[Collected data entries]

########

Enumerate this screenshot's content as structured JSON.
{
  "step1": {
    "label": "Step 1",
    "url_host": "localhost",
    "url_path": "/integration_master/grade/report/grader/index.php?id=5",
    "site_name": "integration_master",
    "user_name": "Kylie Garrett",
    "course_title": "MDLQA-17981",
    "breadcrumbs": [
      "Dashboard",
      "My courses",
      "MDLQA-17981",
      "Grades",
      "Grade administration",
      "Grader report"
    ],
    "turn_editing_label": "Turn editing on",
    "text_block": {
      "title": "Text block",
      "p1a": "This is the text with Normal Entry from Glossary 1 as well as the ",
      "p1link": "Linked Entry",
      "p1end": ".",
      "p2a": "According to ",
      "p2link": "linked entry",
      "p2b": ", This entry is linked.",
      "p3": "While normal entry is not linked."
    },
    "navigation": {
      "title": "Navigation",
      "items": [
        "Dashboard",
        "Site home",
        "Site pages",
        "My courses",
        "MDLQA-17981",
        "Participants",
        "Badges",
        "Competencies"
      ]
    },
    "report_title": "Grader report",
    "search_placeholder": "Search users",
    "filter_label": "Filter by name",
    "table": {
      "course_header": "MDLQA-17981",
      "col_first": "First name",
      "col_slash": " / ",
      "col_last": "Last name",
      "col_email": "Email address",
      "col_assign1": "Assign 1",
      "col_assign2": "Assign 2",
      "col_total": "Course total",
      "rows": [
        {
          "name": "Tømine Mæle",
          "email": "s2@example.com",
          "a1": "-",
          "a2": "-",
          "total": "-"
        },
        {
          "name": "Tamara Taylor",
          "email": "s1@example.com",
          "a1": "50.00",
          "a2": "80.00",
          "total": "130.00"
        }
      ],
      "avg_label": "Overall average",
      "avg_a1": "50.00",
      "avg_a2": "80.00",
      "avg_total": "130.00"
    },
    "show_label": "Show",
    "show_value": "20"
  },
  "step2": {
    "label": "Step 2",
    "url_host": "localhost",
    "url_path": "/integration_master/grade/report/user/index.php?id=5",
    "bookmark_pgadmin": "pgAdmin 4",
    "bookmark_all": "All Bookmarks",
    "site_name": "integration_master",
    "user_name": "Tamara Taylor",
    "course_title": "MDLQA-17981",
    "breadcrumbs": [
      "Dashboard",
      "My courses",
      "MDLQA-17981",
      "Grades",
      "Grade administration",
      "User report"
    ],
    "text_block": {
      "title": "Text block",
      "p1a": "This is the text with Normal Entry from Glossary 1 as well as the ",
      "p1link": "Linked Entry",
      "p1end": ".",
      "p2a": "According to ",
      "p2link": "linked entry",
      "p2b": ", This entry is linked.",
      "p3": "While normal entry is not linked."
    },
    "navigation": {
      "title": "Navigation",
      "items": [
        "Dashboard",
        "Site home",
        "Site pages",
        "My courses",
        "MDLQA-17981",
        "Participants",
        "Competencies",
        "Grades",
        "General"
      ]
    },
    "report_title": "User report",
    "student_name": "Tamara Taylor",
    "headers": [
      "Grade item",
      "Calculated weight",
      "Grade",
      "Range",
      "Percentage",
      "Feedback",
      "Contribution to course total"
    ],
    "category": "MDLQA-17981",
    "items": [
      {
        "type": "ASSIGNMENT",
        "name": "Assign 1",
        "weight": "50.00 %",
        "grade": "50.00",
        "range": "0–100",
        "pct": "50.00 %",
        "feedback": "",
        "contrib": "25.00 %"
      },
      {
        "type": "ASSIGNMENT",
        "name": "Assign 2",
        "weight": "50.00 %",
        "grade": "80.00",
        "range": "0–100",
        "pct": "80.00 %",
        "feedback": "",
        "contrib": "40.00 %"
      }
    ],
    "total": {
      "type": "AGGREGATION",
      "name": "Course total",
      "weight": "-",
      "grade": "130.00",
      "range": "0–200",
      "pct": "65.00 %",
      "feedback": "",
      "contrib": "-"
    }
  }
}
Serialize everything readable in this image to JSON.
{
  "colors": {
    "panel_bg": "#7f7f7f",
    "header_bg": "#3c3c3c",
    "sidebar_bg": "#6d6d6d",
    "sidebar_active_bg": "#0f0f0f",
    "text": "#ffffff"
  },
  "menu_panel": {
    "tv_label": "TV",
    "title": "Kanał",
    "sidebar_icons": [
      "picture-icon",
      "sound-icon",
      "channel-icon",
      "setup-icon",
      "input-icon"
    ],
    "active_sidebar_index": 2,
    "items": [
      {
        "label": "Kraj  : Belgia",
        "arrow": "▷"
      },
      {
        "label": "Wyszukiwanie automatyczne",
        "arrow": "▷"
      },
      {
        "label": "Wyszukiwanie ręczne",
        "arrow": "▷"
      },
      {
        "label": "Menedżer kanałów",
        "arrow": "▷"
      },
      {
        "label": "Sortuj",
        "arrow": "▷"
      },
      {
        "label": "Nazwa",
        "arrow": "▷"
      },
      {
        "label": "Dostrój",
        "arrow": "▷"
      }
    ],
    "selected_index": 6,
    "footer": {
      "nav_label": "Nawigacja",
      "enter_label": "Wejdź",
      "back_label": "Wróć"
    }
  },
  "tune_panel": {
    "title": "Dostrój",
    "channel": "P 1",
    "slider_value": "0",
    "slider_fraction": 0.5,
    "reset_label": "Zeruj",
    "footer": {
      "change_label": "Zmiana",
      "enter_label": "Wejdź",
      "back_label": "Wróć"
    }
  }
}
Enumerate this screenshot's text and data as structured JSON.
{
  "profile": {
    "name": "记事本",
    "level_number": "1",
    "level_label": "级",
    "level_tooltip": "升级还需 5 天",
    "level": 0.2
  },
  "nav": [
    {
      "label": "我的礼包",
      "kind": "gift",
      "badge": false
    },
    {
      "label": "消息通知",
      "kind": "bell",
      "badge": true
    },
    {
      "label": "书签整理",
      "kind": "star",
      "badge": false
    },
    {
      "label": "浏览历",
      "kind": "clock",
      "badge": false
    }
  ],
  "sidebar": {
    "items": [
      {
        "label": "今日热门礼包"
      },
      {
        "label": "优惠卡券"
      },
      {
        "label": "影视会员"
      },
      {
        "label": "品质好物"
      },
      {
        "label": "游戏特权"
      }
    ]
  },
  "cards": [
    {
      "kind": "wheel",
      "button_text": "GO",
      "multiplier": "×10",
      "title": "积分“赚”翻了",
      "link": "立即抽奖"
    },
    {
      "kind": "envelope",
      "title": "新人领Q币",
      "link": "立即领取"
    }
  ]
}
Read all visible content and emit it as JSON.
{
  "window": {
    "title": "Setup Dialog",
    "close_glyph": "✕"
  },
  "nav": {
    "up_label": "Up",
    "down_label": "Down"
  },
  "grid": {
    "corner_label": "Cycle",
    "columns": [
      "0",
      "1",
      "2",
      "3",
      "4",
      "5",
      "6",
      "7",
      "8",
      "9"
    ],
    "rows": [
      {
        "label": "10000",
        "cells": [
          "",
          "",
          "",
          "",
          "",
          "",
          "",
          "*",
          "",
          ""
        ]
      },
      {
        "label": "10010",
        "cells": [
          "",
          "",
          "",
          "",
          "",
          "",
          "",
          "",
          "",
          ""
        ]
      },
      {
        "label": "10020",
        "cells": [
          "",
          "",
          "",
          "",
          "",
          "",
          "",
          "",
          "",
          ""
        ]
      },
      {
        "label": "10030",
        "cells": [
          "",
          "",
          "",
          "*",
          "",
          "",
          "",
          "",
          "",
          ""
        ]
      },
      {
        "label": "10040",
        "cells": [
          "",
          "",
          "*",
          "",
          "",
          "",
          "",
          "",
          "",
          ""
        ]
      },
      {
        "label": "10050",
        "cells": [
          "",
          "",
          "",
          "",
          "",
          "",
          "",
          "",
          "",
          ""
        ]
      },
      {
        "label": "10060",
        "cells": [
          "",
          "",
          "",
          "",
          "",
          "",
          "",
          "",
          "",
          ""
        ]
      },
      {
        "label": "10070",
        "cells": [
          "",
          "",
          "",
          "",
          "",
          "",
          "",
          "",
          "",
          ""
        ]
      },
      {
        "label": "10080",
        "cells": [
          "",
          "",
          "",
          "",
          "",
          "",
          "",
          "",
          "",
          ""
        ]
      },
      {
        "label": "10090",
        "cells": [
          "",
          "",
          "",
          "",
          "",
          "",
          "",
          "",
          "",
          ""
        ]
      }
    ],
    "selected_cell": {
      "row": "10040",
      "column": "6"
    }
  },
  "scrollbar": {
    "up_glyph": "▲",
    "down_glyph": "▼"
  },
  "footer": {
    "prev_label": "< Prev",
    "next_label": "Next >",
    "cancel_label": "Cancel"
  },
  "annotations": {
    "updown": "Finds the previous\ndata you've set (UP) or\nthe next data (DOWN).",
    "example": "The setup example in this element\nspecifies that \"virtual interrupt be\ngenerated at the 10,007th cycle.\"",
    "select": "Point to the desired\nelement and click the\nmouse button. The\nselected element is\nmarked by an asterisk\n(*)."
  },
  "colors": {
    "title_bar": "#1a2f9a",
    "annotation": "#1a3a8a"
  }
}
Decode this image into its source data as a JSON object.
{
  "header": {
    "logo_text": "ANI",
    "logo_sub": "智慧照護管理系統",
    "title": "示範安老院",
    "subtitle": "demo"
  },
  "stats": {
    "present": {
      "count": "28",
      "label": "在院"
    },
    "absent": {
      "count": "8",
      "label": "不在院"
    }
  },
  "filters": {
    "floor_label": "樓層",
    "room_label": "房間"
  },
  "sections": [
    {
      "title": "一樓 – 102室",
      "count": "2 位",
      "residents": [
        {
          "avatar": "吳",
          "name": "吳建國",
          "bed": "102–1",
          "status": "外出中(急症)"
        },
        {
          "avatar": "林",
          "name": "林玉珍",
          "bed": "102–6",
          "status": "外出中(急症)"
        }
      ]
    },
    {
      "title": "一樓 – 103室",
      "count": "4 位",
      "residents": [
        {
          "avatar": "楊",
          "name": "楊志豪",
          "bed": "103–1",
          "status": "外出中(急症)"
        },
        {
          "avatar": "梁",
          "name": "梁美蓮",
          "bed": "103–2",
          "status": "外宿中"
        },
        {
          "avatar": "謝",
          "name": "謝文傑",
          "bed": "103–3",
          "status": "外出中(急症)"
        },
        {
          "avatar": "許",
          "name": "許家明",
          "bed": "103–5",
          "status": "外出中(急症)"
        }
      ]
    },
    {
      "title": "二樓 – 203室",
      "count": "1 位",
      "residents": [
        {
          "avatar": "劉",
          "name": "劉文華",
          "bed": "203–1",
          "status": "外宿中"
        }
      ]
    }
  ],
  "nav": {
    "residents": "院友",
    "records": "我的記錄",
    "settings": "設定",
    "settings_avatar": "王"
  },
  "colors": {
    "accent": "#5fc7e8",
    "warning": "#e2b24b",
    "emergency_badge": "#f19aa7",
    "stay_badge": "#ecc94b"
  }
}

########

**WHAT THE EXERCISE ASKS**
Pull every line containing "structured" out of the records.

**SOLUTION FOR THIS EXERCISE**
Enumerate this screenshot's content as structured JSON.
Enumerate this screenshot's text and data as structured JSON.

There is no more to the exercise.